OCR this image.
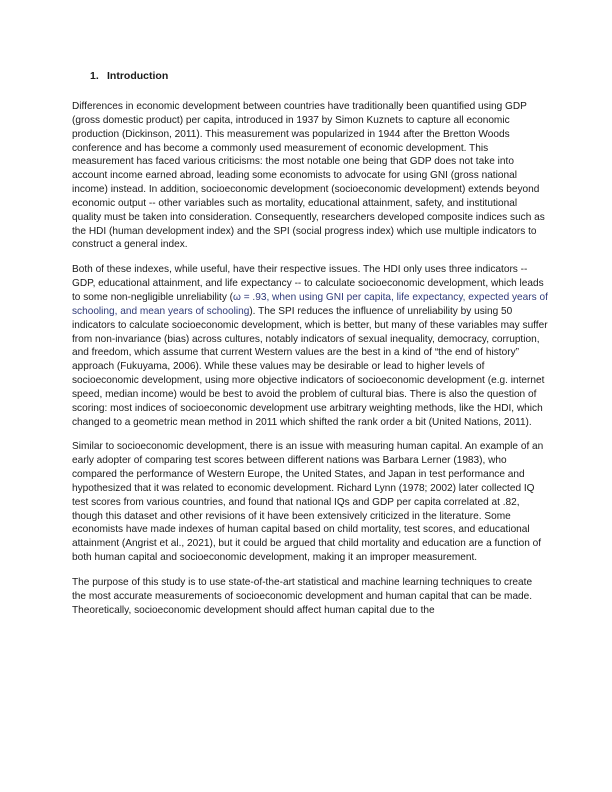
1. Introduction

Differences in economic development between countries have traditionally been quantified using GDP (gross domestic product) per capita, introduced in 1937 by Simon Kuznets to capture all economic production (Dickinson, 2011). This measurement was popularized in 1944 after the Bretton Woods conference and has become a commonly used measurement of economic development. This measurement has faced various criticisms: the most notable one being that GDP does not take into account income earned abroad, leading some economists to advocate for using GNI (gross national income) instead. In addition, socioeconomic development (socioeconomic development) extends beyond economic output -- other variables such as mortality, educational attainment, safety, and institutional quality must be taken into consideration. Consequently, researchers developed composite indices such as the HDI (human development index) and the SPI (social progress index) which use multiple indicators to construct a general index.

Both of these indexes, while useful, have their respective issues. The HDI only uses three indicators -- GDP, educational attainment, and life expectancy -- to calculate socioeconomic development, which leads to some non-negligible unreliability (ω = .93, when using GNI per capita, life expectancy, expected years of schooling, and mean years of schooling). The SPI reduces the influence of unreliability by using 50 indicators to calculate socioeconomic development, which is better, but many of these variables may suffer from non-invariance (bias) across cultures, notably indicators of sexual inequality, democracy, corruption, and freedom, which assume that current Western values are the best in a kind of “the end of history” approach (Fukuyama, 2006). While these values may be desirable or lead to higher levels of socioeconomic development, using more objective indicators of socioeconomic development (e.g. internet speed, median income) would be best to avoid the problem of cultural bias. There is also the question of scoring: most indices of socioeconomic development use arbitrary weighting methods, like the HDI, which changed to a geometric mean method in 2011 which shifted the rank order a bit (United Nations, 2011).

Similar to socioeconomic development, there is an issue with measuring human capital. An example of an early adopter of comparing test scores between different nations was Barbara Lerner (1983), who compared the performance of Western Europe, the United States, and Japan in test performance and hypothesized that it was related to economic development. Richard Lynn (1978; 2002) later collected IQ test scores from various countries, and found that national IQs and GDP per capita correlated at .82, though this dataset and other revisions of it have been extensively criticized in the literature. Some economists have made indexes of human capital based on child mortality, test scores, and educational attainment (Angrist et al., 2021), but it could be argued that child mortality and education are a function of both human capital and socioeconomic development, making it an improper measurement.

The purpose of this study is to use state-of-the-art statistical and machine learning techniques to create the most accurate measurements of socioeconomic development and human capital that can be made. Theoretically, socioeconomic development should affect human capital due to the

◇ ◇ ◇ ◇ ◇

Using the records above, output their complete text exactly, minus any images.

* [Problem solution]
OCR this image.
1. Introduction

Differences in economic development between countries have traditionally been quantified using GDP (gross domestic product) per capita, introduced in 1937 by Simon Kuznets to capture all economic production (Dickinson, 2011). This measurement was popularized in 1944 after the Bretton Woods conference and has become a commonly used measurement of economic development. This measurement has faced various criticisms: the most notable one being that GDP does not take into account income earned abroad, leading some economists to advocate for using GNI (gross national income) instead. In addition, socioeconomic development (socioeconomic development) extends beyond economic output -- other variables such as mortality, educational attainment, safety, and institutional quality must be taken into consideration. Consequently, researchers developed composite indices such as the HDI (human development index) and the SPI (social progress index) which use multiple indicators to construct a general index.

Both of these indexes, while useful, have their respective issues. The HDI only uses three indicators -- GDP, educational attainment, and life expectancy -- to calculate socioeconomic development, which leads to some non-negligible unreliability (ω = .93, when using GNI per capita, life expectancy, expected years of schooling, and mean years of schooling). The SPI reduces the influence of unreliability by using 50 indicators to calculate socioeconomic development, which is better, but many of these variables may suffer from non-invariance (bias) across cultures, notably indicators of sexual inequality, democracy, corruption, and freedom, which assume that current Western values are the best in a kind of “the end of history” approach (Fukuyama, 2006). While these values may be desirable or lead to higher levels of socioeconomic development, using more objective indicators of socioeconomic development (e.g. internet speed, median income) would be best to avoid the problem of cultural bias. There is also the question of scoring: most indices of socioeconomic development use arbitrary weighting methods, like the HDI, which changed to a geometric mean method in 2011 which shifted the rank order a bit (United Nations, 2011).

Similar to socioeconomic development, there is an issue with measuring human capital. An example of an early adopter of comparing test scores between different nations was Barbara Lerner (1983), who compared the performance of Western Europe, the United States, and Japan in test performance and hypothesized that it was related to economic development. Richard Lynn (1978; 2002) later collected IQ test scores from various countries, and found that national IQs and GDP per capita correlated at .82, though this dataset and other revisions of it have been extensively criticized in the literature. Some economists have made indexes of human capital based on child mortality, test scores, and educational attainment (Angrist et al., 2021), but it could be argued that child mortality and education are a function of both human capital and socioeconomic development, making it an improper measurement.

The purpose of this study is to use state-of-the-art statistical and machine learning techniques to create the most accurate measurements of socioeconomic development and human capital that can be made. Theoretically, socioeconomic development should affect human capital due to the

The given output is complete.